(INSTRUCTION):
Return all lines below containing the word "образца".

(MATERIAL):
- - - - - - -

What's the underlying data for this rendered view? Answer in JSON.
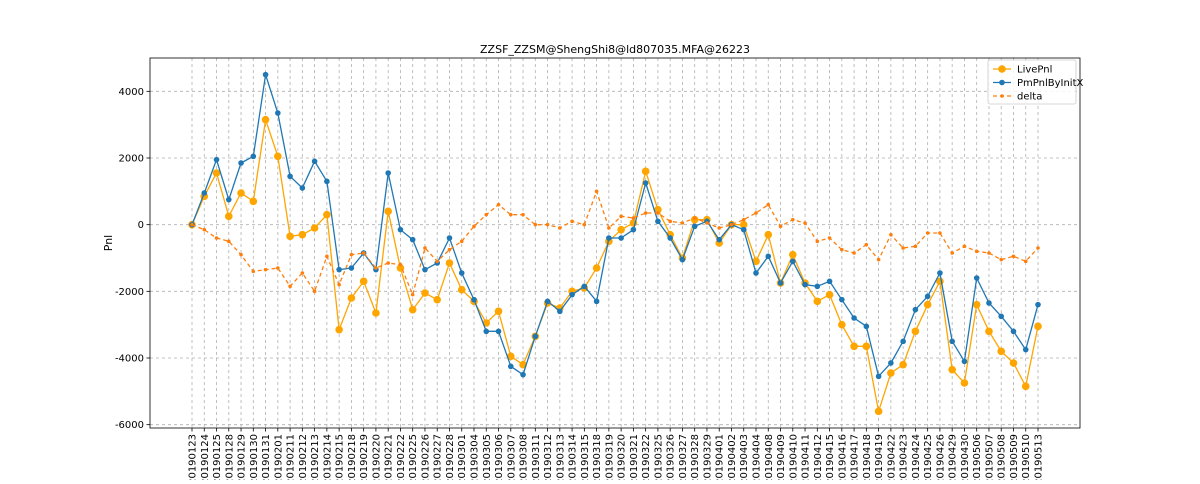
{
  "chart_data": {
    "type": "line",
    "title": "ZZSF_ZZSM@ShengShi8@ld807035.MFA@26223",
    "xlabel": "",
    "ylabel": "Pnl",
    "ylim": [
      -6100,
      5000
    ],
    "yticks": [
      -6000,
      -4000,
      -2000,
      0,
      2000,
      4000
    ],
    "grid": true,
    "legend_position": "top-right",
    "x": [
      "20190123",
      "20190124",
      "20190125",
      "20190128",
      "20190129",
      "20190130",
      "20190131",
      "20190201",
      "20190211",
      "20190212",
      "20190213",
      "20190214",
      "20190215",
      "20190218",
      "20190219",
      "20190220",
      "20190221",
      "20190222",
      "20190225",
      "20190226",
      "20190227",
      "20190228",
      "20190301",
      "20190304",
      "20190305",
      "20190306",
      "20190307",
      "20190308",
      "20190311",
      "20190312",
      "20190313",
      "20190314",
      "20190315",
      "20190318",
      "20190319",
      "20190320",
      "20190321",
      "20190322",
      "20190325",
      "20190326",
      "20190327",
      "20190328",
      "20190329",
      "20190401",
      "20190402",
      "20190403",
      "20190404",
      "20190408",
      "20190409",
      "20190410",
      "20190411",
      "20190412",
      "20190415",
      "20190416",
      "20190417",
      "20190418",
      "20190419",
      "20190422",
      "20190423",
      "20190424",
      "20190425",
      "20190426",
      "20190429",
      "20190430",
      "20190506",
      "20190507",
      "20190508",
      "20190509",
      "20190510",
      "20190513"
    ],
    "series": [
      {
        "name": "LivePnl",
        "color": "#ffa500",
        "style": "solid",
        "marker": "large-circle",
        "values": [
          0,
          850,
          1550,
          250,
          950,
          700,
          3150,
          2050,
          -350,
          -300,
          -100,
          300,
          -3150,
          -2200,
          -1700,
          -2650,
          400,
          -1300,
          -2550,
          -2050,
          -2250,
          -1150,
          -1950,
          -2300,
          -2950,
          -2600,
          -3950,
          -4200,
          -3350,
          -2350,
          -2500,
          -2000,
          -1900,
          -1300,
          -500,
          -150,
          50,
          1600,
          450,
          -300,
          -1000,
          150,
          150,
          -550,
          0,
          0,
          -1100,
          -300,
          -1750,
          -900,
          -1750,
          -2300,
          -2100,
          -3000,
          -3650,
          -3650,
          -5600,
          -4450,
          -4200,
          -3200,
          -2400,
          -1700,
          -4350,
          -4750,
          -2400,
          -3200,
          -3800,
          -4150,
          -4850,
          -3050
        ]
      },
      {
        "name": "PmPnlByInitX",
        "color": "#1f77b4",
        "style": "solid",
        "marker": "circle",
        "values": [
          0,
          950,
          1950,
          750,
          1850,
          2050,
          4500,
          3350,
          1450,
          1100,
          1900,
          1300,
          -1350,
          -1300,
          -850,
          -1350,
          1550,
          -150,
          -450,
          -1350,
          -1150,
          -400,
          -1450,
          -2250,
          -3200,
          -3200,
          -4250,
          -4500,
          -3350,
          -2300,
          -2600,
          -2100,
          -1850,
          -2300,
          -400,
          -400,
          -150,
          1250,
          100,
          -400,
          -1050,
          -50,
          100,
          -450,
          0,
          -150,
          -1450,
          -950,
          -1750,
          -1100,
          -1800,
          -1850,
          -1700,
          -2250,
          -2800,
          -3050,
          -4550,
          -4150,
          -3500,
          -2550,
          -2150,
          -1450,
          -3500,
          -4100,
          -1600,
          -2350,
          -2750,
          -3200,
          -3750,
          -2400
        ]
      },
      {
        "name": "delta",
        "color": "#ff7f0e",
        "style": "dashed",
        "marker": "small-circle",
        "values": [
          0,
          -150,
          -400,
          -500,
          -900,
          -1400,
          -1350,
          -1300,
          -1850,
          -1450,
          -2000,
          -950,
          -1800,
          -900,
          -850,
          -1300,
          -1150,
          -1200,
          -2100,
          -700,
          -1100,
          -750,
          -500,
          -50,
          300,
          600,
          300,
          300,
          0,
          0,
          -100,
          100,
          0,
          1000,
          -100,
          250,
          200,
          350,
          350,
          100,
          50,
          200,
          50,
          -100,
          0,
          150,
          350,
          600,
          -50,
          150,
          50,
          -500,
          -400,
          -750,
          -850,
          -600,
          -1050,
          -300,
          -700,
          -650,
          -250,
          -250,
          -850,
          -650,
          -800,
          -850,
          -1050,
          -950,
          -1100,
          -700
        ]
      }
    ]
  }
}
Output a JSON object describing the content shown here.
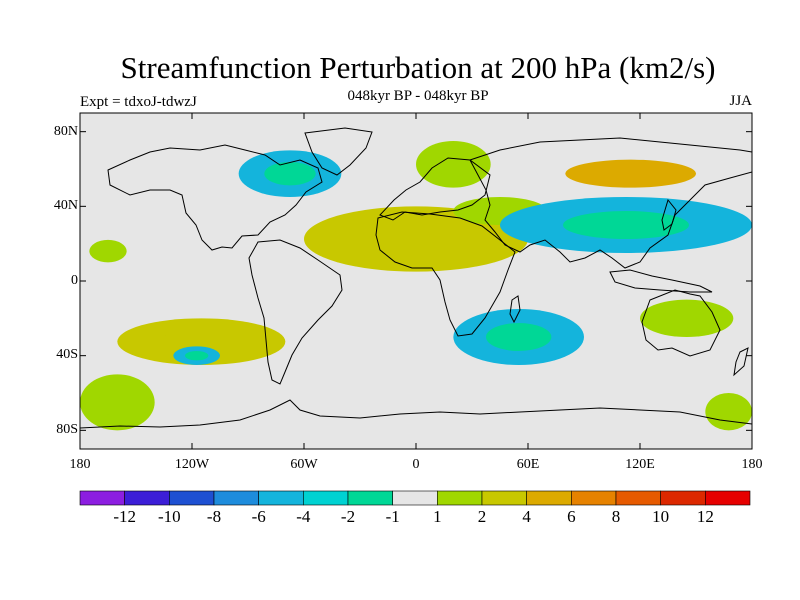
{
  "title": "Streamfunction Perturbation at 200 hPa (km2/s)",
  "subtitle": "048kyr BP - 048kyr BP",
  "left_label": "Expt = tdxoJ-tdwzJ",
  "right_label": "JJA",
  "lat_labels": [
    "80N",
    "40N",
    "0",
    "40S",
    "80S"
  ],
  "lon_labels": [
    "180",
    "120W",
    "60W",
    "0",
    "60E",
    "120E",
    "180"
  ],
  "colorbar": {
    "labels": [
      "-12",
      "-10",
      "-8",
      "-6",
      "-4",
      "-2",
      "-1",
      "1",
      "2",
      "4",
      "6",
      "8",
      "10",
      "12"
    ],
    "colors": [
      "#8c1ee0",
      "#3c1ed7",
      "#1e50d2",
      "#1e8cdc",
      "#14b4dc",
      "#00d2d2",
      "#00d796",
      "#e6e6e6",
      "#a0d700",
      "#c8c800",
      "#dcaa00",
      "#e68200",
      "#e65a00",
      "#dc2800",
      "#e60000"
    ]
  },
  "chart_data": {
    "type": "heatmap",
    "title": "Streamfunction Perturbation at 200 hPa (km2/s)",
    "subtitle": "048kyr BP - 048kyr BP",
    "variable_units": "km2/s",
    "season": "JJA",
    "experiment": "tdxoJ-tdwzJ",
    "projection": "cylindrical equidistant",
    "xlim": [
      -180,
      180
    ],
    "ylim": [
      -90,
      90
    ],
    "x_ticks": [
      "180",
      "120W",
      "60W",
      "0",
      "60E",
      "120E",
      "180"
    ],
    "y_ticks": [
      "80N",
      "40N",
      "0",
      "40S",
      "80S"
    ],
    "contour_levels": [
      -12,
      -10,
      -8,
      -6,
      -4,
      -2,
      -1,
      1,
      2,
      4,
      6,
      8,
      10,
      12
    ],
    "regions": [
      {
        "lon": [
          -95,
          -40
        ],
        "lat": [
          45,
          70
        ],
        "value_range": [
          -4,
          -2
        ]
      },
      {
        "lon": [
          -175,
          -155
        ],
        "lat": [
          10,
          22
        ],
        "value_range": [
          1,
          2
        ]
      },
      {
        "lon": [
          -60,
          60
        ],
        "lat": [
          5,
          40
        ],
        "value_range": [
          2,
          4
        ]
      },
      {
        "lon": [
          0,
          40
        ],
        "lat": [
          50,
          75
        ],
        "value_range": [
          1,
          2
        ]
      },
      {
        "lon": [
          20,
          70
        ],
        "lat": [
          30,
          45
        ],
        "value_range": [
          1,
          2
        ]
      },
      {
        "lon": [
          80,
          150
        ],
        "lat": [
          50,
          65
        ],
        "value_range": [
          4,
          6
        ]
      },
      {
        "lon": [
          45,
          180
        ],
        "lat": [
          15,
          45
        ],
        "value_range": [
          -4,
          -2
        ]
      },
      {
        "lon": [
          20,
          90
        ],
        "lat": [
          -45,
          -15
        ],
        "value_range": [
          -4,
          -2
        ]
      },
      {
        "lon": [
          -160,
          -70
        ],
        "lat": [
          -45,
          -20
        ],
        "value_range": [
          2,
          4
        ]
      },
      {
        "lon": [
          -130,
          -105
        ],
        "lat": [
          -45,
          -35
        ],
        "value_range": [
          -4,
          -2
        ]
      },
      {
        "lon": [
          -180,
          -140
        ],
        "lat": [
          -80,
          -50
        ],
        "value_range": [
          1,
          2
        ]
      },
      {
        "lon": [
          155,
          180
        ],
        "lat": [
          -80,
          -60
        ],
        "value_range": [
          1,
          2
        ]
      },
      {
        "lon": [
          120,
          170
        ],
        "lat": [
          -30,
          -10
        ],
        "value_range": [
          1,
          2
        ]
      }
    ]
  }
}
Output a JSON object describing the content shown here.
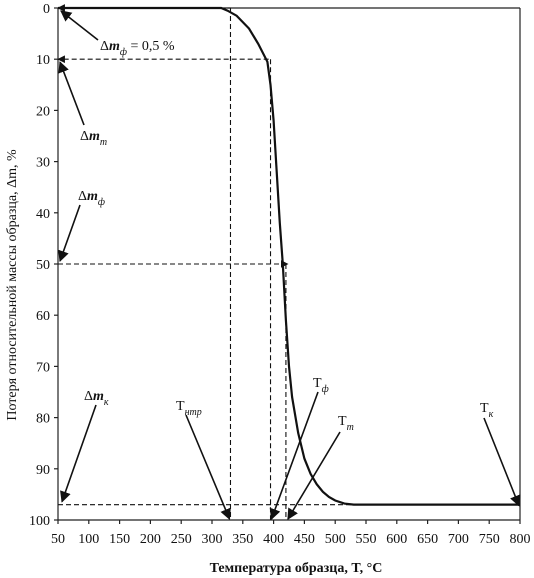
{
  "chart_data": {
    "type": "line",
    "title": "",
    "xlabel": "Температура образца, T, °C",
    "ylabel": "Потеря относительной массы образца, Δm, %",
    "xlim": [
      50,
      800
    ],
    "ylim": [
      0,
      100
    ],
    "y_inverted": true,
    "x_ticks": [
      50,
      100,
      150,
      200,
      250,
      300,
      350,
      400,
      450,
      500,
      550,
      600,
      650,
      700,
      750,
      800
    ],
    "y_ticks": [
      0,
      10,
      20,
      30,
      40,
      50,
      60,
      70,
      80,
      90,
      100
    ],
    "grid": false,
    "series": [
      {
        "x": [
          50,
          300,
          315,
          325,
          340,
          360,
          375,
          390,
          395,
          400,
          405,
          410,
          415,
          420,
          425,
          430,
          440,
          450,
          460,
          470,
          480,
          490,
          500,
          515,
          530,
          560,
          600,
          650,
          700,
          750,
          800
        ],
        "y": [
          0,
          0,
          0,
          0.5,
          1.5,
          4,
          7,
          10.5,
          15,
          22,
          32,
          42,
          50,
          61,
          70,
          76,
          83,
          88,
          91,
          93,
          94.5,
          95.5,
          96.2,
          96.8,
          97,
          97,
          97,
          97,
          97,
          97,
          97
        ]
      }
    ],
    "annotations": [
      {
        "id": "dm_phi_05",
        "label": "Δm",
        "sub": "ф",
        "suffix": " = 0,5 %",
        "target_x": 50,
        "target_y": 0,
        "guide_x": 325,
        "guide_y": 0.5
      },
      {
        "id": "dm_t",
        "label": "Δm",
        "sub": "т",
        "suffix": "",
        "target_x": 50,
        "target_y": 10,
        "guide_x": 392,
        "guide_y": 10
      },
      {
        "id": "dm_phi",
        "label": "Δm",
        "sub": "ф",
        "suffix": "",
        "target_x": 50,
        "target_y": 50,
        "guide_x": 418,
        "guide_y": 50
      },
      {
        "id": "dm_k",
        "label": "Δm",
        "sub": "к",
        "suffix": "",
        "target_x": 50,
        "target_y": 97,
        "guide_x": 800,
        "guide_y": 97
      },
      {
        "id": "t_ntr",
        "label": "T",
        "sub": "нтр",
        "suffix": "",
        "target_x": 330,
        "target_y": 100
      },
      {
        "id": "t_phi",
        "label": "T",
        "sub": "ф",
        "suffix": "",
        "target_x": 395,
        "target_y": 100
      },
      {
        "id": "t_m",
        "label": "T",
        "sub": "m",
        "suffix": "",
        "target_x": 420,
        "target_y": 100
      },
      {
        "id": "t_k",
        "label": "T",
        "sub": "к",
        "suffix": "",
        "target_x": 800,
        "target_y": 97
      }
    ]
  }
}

- - - - - - -

(THE RESULT):
    "xlabel": "Температура образца, T, °C",
    "ylabel": "Потеря относительной массы образца, Δm, %",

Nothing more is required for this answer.